**Task inputs**.
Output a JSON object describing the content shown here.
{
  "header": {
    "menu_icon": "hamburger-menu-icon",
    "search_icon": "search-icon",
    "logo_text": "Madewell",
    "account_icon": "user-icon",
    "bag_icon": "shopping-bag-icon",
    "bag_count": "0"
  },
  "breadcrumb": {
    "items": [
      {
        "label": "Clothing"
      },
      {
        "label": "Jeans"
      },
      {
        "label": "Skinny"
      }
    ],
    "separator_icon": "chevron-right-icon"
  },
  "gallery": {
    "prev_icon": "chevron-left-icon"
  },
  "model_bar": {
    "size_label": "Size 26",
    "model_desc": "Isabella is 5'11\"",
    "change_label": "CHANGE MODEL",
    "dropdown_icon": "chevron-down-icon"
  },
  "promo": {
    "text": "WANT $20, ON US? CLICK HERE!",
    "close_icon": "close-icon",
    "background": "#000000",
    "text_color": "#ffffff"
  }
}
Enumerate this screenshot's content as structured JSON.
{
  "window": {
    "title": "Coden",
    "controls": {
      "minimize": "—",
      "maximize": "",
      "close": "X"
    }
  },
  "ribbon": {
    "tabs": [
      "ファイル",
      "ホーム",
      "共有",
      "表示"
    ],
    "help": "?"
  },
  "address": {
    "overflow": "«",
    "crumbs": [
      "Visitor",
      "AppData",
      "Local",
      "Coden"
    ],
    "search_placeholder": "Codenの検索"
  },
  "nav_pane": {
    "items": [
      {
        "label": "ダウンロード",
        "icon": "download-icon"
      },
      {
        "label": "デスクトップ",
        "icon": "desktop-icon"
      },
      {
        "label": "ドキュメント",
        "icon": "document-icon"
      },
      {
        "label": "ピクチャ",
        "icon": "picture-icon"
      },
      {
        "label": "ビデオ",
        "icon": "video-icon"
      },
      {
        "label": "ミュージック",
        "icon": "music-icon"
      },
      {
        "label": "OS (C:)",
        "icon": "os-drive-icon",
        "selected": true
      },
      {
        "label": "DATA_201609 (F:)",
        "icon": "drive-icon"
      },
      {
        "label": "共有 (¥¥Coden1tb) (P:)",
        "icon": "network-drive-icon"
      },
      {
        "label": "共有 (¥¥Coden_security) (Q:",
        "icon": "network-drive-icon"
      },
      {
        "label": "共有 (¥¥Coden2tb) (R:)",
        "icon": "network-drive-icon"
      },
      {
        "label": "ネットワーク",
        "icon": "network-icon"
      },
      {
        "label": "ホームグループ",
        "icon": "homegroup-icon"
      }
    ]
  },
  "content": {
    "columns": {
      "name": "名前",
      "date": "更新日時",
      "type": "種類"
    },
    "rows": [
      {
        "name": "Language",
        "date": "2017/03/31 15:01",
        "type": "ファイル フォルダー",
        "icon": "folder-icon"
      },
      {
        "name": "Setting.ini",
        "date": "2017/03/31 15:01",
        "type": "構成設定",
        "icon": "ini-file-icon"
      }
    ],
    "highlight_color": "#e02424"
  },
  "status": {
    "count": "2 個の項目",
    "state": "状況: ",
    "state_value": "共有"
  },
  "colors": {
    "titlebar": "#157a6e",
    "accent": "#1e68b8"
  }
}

**Problem statement**. Copy every record exactly as presented.

**Solution to this exercise**.
Output a JSON object describing the content shown here.
{
  "header": {
    "menu_icon": "hamburger-menu-icon",
    "search_icon": "search-icon",
    "logo_text": "Madewell",
    "account_icon": "user-icon",
    "bag_icon": "shopping-bag-icon",
    "bag_count": "0"
  },
  "breadcrumb": {
    "items": [
      {
        "label": "Clothing"
      },
      {
        "label": "Jeans"
      },
      {
        "label": "Skinny"
      }
    ],
    "separator_icon": "chevron-right-icon"
  },
  "gallery": {
    "prev_icon": "chevron-left-icon"
  },
  "model_bar": {
    "size_label": "Size 26",
    "model_desc": "Isabella is 5'11\"",
    "change_label": "CHANGE MODEL",
    "dropdown_icon": "chevron-down-icon"
  },
  "promo": {
    "text": "WANT $20, ON US? CLICK HERE!",
    "close_icon": "close-icon",
    "background": "#000000",
    "text_color": "#ffffff"
  }
}
Enumerate this screenshot's content as structured JSON.
{
  "window": {
    "title": "Coden",
    "controls": {
      "minimize": "—",
      "maximize": "",
      "close": "X"
    }
  },
  "ribbon": {
    "tabs": [
      "ファイル",
      "ホーム",
      "共有",
      "表示"
    ],
    "help": "?"
  },
  "address": {
    "overflow": "«",
    "crumbs": [
      "Visitor",
      "AppData",
      "Local",
      "Coden"
    ],
    "search_placeholder": "Codenの検索"
  },
  "nav_pane": {
    "items": [
      {
        "label": "ダウンロード",
        "icon": "download-icon"
      },
      {
        "label": "デスクトップ",
        "icon": "desktop-icon"
      },
      {
        "label": "ドキュメント",
        "icon": "document-icon"
      },
      {
        "label": "ピクチャ",
        "icon": "picture-icon"
      },
      {
        "label": "ビデオ",
        "icon": "video-icon"
      },
      {
        "label": "ミュージック",
        "icon": "music-icon"
      },
      {
        "label": "OS (C:)",
        "icon": "os-drive-icon",
        "selected": true
      },
      {
        "label": "DATA_201609 (F:)",
        "icon": "drive-icon"
      },
      {
        "label": "共有 (¥¥Coden1tb) (P:)",
        "icon": "network-drive-icon"
      },
      {
        "label": "共有 (¥¥Coden_security) (Q:",
        "icon": "network-drive-icon"
      },
      {
        "label": "共有 (¥¥Coden2tb) (R:)",
        "icon": "network-drive-icon"
      },
      {
        "label": "ネットワーク",
        "icon": "network-icon"
      },
      {
        "label": "ホームグループ",
        "icon": "homegroup-icon"
      }
    ]
  },
  "content": {
    "columns": {
      "name": "名前",
      "date": "更新日時",
      "type": "種類"
    },
    "rows": [
      {
        "name": "Language",
        "date": "2017/03/31 15:01",
        "type": "ファイル フォルダー",
        "icon": "folder-icon"
      },
      {
        "name": "Setting.ini",
        "date": "2017/03/31 15:01",
        "type": "構成設定",
        "icon": "ini-file-icon"
      }
    ],
    "highlight_color": "#e02424"
  },
  "status": {
    "count": "2 個の項目",
    "state": "状況: ",
    "state_value": "共有"
  },
  "colors": {
    "titlebar": "#157a6e",
    "accent": "#1e68b8"
  }
}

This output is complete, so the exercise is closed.